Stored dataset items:
+++

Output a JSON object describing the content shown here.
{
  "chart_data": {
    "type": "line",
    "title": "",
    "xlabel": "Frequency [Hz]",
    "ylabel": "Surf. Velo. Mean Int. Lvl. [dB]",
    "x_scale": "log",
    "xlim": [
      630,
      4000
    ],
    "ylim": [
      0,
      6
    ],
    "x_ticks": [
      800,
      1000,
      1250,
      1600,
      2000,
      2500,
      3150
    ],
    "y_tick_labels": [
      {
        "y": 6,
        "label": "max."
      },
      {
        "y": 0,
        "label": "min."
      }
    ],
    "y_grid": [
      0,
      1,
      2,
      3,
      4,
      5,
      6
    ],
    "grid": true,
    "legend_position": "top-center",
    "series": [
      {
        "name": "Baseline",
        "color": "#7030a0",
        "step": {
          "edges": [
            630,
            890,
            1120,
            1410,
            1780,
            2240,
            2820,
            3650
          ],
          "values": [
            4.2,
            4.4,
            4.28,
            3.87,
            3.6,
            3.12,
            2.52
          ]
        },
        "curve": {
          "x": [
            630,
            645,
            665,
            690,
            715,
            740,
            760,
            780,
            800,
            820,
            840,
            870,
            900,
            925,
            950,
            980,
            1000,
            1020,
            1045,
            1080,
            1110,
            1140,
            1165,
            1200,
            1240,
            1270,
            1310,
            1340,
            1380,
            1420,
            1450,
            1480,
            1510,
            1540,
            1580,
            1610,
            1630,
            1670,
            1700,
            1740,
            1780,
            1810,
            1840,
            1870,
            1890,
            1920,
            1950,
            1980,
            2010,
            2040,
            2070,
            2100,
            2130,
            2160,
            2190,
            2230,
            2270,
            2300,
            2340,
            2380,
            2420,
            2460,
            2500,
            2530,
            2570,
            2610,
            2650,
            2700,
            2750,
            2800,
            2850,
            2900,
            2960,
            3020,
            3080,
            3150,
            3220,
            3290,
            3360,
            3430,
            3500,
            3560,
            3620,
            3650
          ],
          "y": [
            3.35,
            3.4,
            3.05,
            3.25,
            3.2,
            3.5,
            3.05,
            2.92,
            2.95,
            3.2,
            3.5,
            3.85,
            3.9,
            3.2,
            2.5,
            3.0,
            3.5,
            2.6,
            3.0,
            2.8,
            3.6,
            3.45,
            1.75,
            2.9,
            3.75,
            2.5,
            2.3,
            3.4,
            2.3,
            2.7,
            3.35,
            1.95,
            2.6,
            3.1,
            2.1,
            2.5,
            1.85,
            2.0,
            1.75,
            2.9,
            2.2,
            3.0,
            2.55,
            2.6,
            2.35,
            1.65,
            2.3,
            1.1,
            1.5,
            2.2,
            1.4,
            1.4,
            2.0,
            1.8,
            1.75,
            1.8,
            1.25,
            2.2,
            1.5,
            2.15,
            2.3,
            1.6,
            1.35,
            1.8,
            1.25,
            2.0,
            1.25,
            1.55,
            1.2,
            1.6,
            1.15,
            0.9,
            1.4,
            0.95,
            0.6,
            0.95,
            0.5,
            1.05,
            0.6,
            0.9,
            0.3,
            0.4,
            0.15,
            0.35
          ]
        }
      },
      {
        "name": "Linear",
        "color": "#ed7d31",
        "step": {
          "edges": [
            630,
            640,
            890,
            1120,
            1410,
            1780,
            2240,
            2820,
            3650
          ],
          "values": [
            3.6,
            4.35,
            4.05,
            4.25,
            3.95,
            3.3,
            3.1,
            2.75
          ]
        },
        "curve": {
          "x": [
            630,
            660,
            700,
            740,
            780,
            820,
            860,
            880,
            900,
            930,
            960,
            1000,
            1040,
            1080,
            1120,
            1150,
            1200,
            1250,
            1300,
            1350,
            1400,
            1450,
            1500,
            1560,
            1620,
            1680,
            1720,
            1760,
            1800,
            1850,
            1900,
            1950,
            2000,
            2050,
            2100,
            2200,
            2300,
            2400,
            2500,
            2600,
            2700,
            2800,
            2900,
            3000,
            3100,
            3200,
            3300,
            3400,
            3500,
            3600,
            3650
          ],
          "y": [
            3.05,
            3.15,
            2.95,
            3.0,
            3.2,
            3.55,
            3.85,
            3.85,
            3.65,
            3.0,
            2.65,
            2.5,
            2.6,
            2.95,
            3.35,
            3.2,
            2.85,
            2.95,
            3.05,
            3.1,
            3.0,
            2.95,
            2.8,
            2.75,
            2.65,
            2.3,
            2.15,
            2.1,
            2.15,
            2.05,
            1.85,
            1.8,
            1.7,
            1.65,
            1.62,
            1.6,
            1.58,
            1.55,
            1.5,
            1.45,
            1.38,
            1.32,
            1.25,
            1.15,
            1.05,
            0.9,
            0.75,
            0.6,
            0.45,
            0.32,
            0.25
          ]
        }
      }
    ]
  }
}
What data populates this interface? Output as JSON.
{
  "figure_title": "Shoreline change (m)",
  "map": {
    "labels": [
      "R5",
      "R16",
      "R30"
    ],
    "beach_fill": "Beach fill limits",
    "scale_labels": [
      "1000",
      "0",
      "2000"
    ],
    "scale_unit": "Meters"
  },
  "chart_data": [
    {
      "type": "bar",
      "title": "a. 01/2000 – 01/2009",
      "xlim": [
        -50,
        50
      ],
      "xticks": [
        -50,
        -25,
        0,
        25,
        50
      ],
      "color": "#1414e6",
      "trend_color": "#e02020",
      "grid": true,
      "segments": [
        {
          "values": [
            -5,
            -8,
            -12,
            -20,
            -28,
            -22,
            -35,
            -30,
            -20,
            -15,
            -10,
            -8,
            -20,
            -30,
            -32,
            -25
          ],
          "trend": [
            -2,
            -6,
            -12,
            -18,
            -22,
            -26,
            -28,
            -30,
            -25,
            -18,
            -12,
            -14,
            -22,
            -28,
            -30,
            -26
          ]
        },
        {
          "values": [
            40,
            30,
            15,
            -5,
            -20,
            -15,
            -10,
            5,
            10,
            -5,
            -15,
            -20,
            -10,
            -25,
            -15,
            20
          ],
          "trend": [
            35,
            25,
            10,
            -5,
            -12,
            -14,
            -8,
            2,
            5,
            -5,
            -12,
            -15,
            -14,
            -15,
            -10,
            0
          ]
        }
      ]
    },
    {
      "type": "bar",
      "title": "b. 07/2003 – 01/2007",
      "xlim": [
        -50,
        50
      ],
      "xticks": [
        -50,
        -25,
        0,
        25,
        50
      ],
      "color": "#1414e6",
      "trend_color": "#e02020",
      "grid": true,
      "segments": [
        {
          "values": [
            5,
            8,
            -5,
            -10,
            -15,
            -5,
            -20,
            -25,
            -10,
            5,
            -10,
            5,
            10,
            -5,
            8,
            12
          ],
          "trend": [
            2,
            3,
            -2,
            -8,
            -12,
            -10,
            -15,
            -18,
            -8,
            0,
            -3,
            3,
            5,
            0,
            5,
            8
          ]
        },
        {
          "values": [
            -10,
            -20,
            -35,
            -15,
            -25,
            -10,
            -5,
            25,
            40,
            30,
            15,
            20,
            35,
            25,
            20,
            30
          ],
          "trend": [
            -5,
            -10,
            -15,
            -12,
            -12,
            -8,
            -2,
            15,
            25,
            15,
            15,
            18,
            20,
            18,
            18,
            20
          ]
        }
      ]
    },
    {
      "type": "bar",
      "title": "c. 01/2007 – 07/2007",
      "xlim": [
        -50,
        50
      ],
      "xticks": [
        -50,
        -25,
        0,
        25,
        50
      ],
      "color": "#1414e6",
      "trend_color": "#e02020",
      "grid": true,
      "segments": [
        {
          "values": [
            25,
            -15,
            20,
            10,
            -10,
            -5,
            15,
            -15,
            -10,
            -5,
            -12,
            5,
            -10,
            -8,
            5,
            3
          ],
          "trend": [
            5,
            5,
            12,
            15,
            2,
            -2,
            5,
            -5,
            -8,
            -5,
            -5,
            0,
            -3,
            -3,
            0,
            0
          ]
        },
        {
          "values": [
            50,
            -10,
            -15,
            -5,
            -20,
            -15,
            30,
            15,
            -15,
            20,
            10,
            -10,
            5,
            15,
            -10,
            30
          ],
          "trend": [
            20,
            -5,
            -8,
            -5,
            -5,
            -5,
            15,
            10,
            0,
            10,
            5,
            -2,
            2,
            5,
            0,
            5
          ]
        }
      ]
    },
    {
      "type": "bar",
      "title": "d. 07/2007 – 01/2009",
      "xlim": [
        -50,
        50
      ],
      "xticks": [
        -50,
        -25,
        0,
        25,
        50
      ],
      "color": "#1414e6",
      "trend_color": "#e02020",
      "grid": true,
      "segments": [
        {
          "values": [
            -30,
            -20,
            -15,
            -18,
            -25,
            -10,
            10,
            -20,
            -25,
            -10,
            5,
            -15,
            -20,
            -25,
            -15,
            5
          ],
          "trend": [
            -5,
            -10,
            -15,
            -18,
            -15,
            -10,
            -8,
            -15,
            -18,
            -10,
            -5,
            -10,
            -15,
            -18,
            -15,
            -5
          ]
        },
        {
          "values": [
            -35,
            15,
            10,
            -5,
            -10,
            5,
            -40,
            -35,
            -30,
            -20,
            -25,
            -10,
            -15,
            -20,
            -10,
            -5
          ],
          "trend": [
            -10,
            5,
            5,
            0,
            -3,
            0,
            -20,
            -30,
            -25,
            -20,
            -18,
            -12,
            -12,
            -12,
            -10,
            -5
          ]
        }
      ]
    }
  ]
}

+++

__WHAT TO PRODUCE__
Identify each line in the entries with the word "JSON" and copy it.

__EXERCISE OUTPUT__
Output a JSON object describing the content shown here.
What data populates this interface? Output as JSON.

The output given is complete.